== SUPPLIED DATA

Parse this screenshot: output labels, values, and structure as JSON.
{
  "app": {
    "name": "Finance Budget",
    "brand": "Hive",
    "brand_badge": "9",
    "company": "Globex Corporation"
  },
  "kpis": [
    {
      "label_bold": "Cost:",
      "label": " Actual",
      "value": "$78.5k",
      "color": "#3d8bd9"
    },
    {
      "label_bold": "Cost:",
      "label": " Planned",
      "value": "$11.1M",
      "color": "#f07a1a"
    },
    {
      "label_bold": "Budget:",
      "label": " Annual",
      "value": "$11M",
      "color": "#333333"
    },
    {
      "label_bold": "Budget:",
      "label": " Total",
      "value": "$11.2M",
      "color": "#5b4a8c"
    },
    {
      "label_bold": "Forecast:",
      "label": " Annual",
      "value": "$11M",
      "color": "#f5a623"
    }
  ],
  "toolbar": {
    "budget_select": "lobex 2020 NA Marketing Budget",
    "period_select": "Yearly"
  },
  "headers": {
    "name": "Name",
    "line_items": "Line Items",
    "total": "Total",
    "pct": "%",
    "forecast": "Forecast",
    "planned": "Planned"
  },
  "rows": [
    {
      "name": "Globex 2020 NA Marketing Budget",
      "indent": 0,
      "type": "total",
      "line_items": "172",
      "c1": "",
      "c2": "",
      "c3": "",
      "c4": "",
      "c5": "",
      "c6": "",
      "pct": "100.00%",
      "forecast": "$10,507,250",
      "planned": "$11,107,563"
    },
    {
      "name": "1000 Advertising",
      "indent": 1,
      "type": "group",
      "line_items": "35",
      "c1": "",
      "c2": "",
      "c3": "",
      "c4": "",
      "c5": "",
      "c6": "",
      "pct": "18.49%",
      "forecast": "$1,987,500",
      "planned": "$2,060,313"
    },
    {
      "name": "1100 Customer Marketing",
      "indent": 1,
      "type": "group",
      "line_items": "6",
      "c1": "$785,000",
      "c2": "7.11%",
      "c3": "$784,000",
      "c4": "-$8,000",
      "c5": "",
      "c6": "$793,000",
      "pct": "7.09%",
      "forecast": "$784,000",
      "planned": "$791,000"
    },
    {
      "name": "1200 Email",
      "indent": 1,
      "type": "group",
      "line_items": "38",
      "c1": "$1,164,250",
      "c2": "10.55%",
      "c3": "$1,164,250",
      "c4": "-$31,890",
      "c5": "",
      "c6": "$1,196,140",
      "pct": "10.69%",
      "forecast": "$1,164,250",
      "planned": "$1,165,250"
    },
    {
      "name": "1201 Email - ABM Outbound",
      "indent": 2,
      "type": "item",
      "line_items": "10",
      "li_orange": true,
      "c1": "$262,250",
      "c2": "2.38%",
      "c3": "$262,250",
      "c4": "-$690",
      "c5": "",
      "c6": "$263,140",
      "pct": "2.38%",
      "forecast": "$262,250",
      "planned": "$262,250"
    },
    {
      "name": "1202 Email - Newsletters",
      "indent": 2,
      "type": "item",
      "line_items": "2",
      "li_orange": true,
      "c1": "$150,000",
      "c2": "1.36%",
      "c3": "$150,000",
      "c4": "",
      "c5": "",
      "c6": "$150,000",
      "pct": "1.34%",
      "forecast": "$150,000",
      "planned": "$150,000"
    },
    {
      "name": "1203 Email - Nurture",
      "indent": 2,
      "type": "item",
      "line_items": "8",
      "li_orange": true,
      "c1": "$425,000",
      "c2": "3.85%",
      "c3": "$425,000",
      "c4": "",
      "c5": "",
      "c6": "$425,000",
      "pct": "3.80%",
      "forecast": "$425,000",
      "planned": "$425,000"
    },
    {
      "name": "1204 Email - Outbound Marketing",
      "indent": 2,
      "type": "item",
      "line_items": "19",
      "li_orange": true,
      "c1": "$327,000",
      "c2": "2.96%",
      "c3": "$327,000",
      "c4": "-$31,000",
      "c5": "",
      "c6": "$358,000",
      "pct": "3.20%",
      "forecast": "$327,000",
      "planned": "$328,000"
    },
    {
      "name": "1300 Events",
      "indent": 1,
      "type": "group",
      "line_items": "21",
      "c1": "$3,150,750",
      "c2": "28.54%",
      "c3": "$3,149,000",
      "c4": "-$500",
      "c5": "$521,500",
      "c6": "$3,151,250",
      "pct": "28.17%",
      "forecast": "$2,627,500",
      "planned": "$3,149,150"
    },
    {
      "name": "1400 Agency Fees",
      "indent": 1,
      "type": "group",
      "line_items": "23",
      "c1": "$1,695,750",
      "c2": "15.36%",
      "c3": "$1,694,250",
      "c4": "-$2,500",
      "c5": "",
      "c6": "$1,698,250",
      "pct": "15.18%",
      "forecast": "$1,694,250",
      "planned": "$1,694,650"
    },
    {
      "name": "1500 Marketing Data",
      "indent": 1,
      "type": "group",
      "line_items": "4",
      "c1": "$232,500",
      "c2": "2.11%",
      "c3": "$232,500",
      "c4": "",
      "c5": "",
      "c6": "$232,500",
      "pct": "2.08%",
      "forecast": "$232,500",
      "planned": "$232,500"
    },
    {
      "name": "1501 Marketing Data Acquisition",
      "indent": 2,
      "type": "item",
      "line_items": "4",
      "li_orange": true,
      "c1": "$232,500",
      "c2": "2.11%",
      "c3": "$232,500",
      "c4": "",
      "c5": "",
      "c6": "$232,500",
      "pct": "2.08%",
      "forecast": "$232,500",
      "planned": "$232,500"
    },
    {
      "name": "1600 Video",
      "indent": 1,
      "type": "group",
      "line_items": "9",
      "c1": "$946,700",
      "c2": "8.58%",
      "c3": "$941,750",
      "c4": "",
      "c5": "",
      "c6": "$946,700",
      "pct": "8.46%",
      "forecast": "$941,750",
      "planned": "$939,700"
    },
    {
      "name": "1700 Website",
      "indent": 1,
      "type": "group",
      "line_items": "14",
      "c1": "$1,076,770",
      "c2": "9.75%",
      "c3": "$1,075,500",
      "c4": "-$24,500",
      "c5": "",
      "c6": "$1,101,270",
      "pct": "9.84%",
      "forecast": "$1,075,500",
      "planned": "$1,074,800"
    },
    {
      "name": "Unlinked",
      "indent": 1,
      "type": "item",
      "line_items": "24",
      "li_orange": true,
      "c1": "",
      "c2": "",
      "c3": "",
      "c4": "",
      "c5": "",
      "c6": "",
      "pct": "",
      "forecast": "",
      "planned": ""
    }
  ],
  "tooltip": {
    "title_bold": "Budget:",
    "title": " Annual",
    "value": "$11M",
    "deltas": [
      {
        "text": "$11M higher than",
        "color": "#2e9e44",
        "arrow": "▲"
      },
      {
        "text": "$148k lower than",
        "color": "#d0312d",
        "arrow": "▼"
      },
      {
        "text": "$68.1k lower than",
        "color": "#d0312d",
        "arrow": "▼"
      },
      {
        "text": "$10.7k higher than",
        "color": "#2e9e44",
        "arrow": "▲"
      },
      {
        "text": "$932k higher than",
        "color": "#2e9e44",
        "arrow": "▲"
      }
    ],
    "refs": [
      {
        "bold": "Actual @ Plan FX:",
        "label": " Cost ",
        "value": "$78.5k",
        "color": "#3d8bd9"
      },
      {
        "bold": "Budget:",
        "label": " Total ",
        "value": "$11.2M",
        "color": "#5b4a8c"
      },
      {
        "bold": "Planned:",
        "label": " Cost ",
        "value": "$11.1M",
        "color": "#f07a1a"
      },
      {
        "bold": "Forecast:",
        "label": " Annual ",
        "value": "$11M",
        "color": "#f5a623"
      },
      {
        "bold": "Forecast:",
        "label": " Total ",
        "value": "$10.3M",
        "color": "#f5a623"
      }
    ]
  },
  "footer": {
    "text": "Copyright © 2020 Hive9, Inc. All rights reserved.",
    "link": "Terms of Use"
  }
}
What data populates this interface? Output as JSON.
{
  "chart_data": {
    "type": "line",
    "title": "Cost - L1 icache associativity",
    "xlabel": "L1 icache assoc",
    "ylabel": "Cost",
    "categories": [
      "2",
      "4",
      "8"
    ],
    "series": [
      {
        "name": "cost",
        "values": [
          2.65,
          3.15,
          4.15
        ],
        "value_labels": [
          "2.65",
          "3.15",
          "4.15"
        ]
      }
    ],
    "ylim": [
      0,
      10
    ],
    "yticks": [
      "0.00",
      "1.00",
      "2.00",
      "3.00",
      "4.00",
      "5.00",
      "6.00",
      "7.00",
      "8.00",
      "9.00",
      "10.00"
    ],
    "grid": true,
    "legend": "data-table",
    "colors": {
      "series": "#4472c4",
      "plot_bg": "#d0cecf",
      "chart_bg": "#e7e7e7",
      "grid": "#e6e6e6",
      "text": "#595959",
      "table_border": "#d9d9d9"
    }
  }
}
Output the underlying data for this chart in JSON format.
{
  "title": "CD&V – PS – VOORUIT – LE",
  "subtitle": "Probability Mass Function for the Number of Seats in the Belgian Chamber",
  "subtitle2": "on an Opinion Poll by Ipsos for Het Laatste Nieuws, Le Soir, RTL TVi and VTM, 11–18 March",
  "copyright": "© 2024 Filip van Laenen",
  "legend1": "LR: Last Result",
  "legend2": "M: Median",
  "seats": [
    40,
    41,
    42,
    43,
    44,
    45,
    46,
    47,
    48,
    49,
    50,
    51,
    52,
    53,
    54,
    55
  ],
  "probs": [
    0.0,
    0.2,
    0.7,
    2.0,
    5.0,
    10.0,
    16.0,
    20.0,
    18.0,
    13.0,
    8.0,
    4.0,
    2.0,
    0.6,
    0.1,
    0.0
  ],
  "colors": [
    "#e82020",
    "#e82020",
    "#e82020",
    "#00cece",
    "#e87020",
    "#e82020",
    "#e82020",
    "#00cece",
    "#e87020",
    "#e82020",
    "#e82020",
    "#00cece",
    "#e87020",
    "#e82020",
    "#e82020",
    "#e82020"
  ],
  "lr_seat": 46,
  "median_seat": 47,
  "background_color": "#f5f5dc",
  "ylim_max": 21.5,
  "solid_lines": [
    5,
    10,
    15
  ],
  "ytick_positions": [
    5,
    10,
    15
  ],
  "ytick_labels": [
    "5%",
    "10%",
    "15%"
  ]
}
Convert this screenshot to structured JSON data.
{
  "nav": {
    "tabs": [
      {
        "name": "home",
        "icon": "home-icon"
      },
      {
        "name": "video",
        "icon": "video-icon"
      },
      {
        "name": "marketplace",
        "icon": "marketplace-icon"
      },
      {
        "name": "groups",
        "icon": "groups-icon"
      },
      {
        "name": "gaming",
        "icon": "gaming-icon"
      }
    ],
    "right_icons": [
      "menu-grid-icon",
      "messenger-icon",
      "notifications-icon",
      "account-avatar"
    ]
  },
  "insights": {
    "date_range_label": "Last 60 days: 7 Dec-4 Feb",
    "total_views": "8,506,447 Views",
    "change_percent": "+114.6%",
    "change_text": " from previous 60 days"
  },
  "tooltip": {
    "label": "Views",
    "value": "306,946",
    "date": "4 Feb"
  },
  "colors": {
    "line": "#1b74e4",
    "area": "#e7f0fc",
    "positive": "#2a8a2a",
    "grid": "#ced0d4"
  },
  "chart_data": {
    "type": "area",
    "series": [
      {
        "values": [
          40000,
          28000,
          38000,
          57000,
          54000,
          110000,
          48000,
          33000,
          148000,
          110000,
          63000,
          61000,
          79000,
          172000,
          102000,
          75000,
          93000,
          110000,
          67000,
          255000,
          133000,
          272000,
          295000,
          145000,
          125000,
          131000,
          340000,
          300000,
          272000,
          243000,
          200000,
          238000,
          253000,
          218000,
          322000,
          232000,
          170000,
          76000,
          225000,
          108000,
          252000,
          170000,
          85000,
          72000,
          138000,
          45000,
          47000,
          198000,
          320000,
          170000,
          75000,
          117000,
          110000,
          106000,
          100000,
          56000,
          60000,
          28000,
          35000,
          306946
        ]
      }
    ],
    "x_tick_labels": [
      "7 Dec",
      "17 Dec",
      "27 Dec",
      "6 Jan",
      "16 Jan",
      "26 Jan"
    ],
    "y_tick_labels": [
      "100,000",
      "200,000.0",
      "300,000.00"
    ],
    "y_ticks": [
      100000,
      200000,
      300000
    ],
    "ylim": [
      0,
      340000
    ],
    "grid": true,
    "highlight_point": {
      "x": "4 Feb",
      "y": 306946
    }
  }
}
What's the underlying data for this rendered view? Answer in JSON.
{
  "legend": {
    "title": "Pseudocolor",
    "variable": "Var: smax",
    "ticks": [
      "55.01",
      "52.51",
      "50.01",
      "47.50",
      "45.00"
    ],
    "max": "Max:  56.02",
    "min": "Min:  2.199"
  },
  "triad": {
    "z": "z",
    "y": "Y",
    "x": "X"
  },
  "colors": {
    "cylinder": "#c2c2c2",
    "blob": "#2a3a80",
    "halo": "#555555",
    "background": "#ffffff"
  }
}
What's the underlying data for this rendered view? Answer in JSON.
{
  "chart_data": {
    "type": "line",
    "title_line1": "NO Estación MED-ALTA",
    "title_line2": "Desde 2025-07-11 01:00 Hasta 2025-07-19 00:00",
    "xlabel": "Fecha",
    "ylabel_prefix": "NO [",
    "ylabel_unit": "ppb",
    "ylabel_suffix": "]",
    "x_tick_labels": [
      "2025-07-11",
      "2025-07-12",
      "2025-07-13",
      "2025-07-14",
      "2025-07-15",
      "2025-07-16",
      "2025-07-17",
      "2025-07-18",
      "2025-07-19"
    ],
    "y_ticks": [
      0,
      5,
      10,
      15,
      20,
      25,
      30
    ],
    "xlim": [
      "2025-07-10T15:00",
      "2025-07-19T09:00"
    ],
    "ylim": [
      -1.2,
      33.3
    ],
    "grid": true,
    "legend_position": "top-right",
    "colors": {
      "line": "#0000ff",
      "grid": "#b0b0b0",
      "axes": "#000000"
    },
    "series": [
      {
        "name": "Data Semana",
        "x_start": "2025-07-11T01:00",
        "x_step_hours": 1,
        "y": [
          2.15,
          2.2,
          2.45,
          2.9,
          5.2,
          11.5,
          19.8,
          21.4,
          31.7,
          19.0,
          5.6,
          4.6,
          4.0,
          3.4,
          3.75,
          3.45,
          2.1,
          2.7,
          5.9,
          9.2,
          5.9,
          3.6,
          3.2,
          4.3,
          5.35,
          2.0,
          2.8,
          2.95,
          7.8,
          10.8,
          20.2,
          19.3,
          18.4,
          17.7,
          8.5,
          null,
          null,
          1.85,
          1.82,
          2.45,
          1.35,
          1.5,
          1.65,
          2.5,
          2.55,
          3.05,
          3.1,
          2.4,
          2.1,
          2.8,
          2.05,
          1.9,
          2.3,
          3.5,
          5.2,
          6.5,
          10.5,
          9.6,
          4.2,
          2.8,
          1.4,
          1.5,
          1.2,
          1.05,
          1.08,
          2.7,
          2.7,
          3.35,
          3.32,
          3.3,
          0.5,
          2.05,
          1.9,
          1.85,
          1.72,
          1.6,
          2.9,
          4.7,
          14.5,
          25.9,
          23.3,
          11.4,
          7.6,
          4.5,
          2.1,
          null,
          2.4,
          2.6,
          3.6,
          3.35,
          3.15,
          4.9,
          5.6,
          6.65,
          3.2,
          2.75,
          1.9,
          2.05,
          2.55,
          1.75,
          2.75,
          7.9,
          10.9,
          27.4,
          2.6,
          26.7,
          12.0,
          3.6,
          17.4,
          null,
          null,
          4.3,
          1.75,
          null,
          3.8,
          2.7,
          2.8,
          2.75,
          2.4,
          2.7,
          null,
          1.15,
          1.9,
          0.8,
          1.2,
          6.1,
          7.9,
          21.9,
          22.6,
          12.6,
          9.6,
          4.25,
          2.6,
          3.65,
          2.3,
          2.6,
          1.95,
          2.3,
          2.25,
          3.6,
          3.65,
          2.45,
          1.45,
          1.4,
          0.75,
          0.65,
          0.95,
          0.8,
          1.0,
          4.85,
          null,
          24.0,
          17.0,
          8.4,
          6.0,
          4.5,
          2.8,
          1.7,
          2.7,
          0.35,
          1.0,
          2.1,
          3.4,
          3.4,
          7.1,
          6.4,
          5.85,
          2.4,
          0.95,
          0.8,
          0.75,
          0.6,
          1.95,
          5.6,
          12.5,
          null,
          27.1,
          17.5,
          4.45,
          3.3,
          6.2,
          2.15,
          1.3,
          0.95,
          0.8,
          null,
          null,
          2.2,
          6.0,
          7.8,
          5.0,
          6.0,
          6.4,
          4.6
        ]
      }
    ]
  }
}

====

* _STATED PROBLEM_:
Copy in full each line that holds the word "this".

* _EXERCISE SOLUTION_:
Parse this screenshot: output labels, values, and structure as JSON.
What data populates this interface? Output as JSON.
Output the underlying data for this chart in JSON format.
Convert this screenshot to structured JSON data.
What's the underlying data for this rendered view? Answer in JSON.
What's the underlying data for this rendered view? Answer in JSON.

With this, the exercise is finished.